» **Exercise goal**: Reproduce all records verbatim.

» **Given information**:
[Begin]

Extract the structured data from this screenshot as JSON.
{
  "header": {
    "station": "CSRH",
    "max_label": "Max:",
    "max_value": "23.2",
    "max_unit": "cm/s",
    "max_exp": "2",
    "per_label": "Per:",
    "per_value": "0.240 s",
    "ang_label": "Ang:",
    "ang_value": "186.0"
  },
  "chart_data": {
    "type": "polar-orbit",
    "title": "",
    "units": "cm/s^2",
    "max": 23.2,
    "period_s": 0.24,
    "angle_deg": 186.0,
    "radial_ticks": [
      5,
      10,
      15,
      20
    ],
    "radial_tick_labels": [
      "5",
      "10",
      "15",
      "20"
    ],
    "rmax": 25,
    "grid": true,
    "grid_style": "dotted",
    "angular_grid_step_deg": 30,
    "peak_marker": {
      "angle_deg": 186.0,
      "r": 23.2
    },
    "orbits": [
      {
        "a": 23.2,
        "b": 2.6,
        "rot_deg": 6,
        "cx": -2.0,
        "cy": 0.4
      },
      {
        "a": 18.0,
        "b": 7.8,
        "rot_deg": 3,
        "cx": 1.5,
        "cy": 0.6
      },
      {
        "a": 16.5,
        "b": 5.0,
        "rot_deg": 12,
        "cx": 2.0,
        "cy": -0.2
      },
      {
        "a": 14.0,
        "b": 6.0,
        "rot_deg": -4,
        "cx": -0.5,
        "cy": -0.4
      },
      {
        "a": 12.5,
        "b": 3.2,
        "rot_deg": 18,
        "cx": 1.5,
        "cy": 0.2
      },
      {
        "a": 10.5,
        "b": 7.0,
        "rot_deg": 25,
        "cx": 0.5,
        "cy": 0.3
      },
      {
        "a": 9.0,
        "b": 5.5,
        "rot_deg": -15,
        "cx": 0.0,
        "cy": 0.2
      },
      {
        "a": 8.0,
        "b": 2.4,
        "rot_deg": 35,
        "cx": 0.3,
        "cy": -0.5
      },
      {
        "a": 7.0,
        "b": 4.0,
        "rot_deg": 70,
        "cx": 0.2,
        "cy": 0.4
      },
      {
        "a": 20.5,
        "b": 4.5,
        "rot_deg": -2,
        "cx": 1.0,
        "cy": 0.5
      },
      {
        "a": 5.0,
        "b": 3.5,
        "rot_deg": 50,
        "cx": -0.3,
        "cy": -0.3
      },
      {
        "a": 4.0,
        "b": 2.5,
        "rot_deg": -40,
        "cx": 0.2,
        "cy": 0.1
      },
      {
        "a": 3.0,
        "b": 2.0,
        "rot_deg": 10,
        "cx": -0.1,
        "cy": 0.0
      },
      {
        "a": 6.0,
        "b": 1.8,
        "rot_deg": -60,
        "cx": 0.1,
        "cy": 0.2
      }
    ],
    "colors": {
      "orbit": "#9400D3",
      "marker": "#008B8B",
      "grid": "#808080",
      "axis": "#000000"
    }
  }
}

[End]

» **Finished exercise**:
Extract the structured data from this screenshot as JSON.
{
  "header": {
    "station": "CSRH",
    "max_label": "Max:",
    "max_value": "23.2",
    "max_unit": "cm/s",
    "max_exp": "2",
    "per_label": "Per:",
    "per_value": "0.240 s",
    "ang_label": "Ang:",
    "ang_value": "186.0"
  },
  "chart_data": {
    "type": "polar-orbit",
    "title": "",
    "units": "cm/s^2",
    "max": 23.2,
    "period_s": 0.24,
    "angle_deg": 186.0,
    "radial_ticks": [
      5,
      10,
      15,
      20
    ],
    "radial_tick_labels": [
      "5",
      "10",
      "15",
      "20"
    ],
    "rmax": 25,
    "grid": true,
    "grid_style": "dotted",
    "angular_grid_step_deg": 30,
    "peak_marker": {
      "angle_deg": 186.0,
      "r": 23.2
    },
    "orbits": [
      {
        "a": 23.2,
        "b": 2.6,
        "rot_deg": 6,
        "cx": -2.0,
        "cy": 0.4
      },
      {
        "a": 18.0,
        "b": 7.8,
        "rot_deg": 3,
        "cx": 1.5,
        "cy": 0.6
      },
      {
        "a": 16.5,
        "b": 5.0,
        "rot_deg": 12,
        "cx": 2.0,
        "cy": -0.2
      },
      {
        "a": 14.0,
        "b": 6.0,
        "rot_deg": -4,
        "cx": -0.5,
        "cy": -0.4
      },
      {
        "a": 12.5,
        "b": 3.2,
        "rot_deg": 18,
        "cx": 1.5,
        "cy": 0.2
      },
      {
        "a": 10.5,
        "b": 7.0,
        "rot_deg": 25,
        "cx": 0.5,
        "cy": 0.3
      },
      {
        "a": 9.0,
        "b": 5.5,
        "rot_deg": -15,
        "cx": 0.0,
        "cy": 0.2
      },
      {
        "a": 8.0,
        "b": 2.4,
        "rot_deg": 35,
        "cx": 0.3,
        "cy": -0.5
      },
      {
        "a": 7.0,
        "b": 4.0,
        "rot_deg": 70,
        "cx": 0.2,
        "cy": 0.4
      },
      {
        "a": 20.5,
        "b": 4.5,
        "rot_deg": -2,
        "cx": 1.0,
        "cy": 0.5
      },
      {
        "a": 5.0,
        "b": 3.5,
        "rot_deg": 50,
        "cx": -0.3,
        "cy": -0.3
      },
      {
        "a": 4.0,
        "b": 2.5,
        "rot_deg": -40,
        "cx": 0.2,
        "cy": 0.1
      },
      {
        "a": 3.0,
        "b": 2.0,
        "rot_deg": 10,
        "cx": -0.1,
        "cy": 0.0
      },
      {
        "a": 6.0,
        "b": 1.8,
        "rot_deg": -60,
        "cx": 0.1,
        "cy": 0.2
      }
    ],
    "colors": {
      "orbit": "#9400D3",
      "marker": "#008B8B",
      "grid": "#808080",
      "axis": "#000000"
    }
  }
}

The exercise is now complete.